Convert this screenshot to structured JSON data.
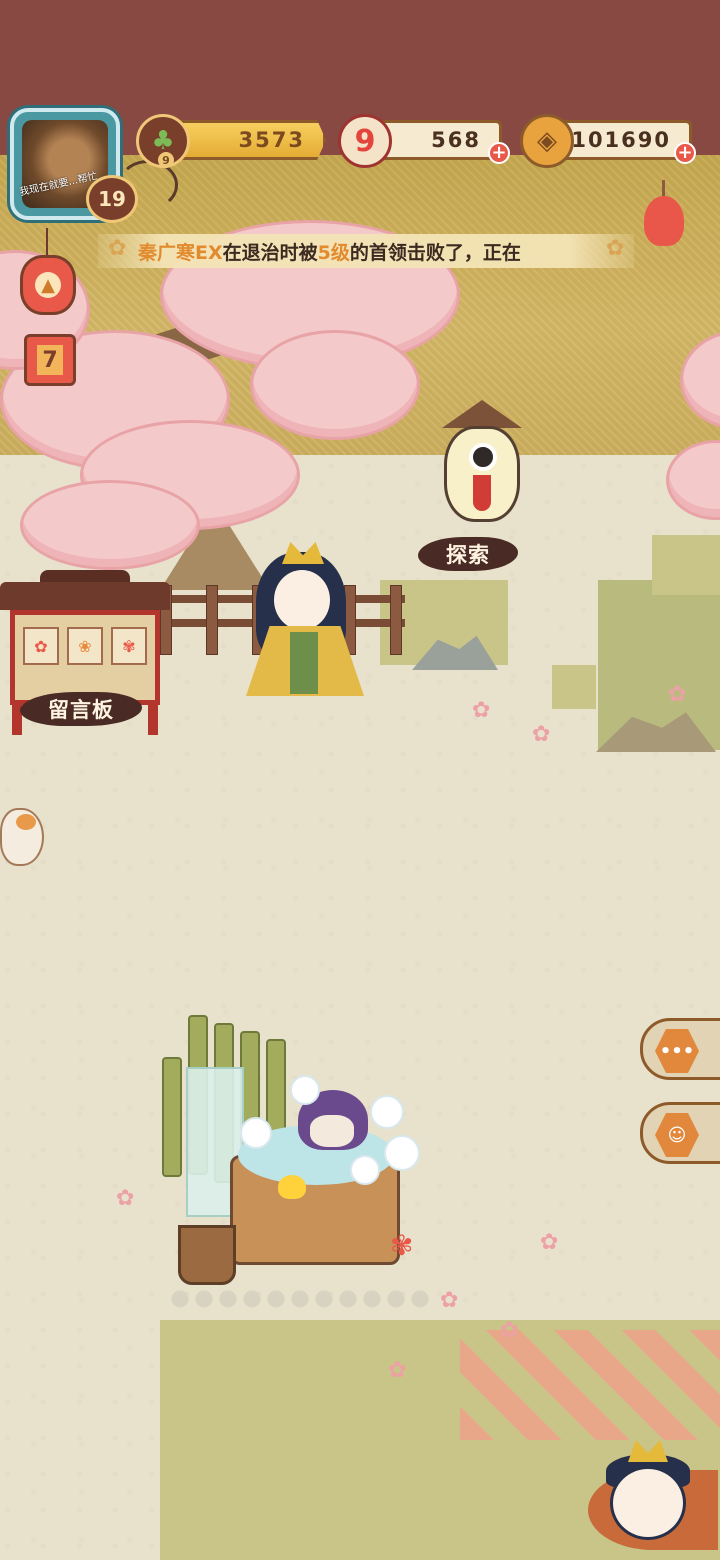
{
  "player": {
    "avatar_caption": "我现在就要...帮忙",
    "level": "19"
  },
  "resources": {
    "pine": {
      "value": "3573",
      "sub_level": "9"
    },
    "food": {
      "value": "568",
      "icon_digit": "9"
    },
    "coin": {
      "value": "101690"
    }
  },
  "ticker": {
    "name": "秦广寒EX",
    "text_1": "在退治时被",
    "level_text": "5级",
    "text_2": "的首领击败了，正在"
  },
  "calendar": {
    "day": "7"
  },
  "labels": {
    "explore": "探索",
    "message_board": "留言板"
  },
  "icons": {
    "pine": "pine-branch-icon",
    "food": "onigiri-icon",
    "coin": "copper-coin-icon",
    "add": "plus-icon",
    "fish_banner": "koinobori-fish-icon",
    "upgrade": "lantern-upgrade-icon",
    "chat": "chat-bubble-icon",
    "shop": "shop-character-icon"
  },
  "colors": {
    "top_band": "#874941",
    "gold_wall": "#d4b867",
    "sand": "#e8e1cc",
    "highlight": "#e28a2e",
    "blossom": "#f4c9c9"
  }
}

**Problem requirements:** Write out the whole listing exactly, and drop the pictures.

**Response:**
Convert this screenshot to structured JSON data.
{
  "player": {
    "avatar_caption": "我现在就要...帮忙",
    "level": "19"
  },
  "resources": {
    "pine": {
      "value": "3573",
      "sub_level": "9"
    },
    "food": {
      "value": "568",
      "icon_digit": "9"
    },
    "coin": {
      "value": "101690"
    }
  },
  "ticker": {
    "name": "秦广寒EX",
    "text_1": "在退治时被",
    "level_text": "5级",
    "text_2": "的首领击败了，正在"
  },
  "calendar": {
    "day": "7"
  },
  "labels": {
    "explore": "探索",
    "message_board": "留言板"
  },
  "icons": {
    "pine": "pine-branch-icon",
    "food": "onigiri-icon",
    "coin": "copper-coin-icon",
    "add": "plus-icon",
    "fish_banner": "koinobori-fish-icon",
    "upgrade": "lantern-upgrade-icon",
    "chat": "chat-bubble-icon",
    "shop": "shop-character-icon"
  },
  "colors": {
    "top_band": "#874941",
    "gold_wall": "#d4b867",
    "sand": "#e8e1cc",
    "highlight": "#e28a2e",
    "blossom": "#f4c9c9"
  }
}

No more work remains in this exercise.